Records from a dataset
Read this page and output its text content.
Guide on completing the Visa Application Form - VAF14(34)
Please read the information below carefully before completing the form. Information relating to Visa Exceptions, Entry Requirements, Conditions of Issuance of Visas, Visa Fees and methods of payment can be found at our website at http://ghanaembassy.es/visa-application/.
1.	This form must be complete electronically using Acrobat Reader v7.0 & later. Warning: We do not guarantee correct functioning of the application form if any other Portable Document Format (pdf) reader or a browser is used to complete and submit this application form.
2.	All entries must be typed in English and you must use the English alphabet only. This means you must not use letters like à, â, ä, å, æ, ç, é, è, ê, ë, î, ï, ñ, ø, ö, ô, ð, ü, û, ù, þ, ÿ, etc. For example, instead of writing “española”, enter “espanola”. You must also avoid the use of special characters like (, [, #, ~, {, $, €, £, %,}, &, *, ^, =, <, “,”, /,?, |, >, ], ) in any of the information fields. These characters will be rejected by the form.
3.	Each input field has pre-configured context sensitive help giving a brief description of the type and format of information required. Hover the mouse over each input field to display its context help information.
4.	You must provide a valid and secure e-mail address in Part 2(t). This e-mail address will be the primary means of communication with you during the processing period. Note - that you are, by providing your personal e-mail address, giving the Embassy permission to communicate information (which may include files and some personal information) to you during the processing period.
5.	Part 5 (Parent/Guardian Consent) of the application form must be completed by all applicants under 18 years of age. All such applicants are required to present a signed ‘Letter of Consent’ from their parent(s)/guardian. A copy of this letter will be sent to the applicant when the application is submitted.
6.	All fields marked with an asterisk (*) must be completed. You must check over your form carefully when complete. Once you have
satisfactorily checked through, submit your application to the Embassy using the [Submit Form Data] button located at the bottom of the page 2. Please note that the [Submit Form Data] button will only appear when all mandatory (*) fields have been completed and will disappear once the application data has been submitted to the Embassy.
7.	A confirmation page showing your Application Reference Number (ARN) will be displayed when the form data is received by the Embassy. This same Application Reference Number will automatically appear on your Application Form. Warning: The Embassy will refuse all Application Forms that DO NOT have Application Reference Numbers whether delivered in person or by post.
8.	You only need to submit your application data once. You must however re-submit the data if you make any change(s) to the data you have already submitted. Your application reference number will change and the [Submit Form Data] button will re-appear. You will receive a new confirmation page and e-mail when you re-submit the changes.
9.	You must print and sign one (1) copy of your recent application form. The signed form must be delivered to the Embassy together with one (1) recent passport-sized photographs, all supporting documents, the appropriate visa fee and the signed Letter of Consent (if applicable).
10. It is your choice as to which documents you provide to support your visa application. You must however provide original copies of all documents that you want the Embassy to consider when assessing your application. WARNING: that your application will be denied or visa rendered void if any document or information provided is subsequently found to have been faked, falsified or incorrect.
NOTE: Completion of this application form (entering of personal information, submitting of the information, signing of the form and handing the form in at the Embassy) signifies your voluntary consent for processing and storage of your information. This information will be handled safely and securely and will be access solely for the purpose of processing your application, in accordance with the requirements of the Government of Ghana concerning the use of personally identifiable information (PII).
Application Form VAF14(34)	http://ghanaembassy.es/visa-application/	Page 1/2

What is required
Your task is to pick out every line with the string "have" and copy it.

Final result
6.	All fields marked with an asterisk (*) must be completed. You must check over your form carefully when complete. Once you have
satisfactorily checked through, submit your application to the Embassy using the [Submit Form Data] button located at the bottom of the page 2. Please note that the [Submit Form Data] button will only appear when all mandatory (*) fields have been completed and will disappear once the application data has been submitted to the Embassy.
7.	A confirmation page showing your Application Reference Number (ARN) will be displayed when the form data is received by the Embassy. This same Application Reference Number will automatically appear on your Application Form. Warning: The Embassy will refuse all Application Forms that DO NOT have Application Reference Numbers whether delivered in person or by post.
8.	You only need to submit your application data once. You must however re-submit the data if you make any change(s) to the data you have already submitted. Your application reference number will change and the [Submit Form Data] button will re-appear. You will receive a new confirmation page and e-mail when you re-submit the changes.
10. It is your choice as to which documents you provide to support your visa application. You must however provide original copies of all documents that you want the Embassy to consider when assessing your application. WARNING: that your application will be denied or visa rendered void if any document or information provided is subsequently found to have been faked, falsified or incorrect.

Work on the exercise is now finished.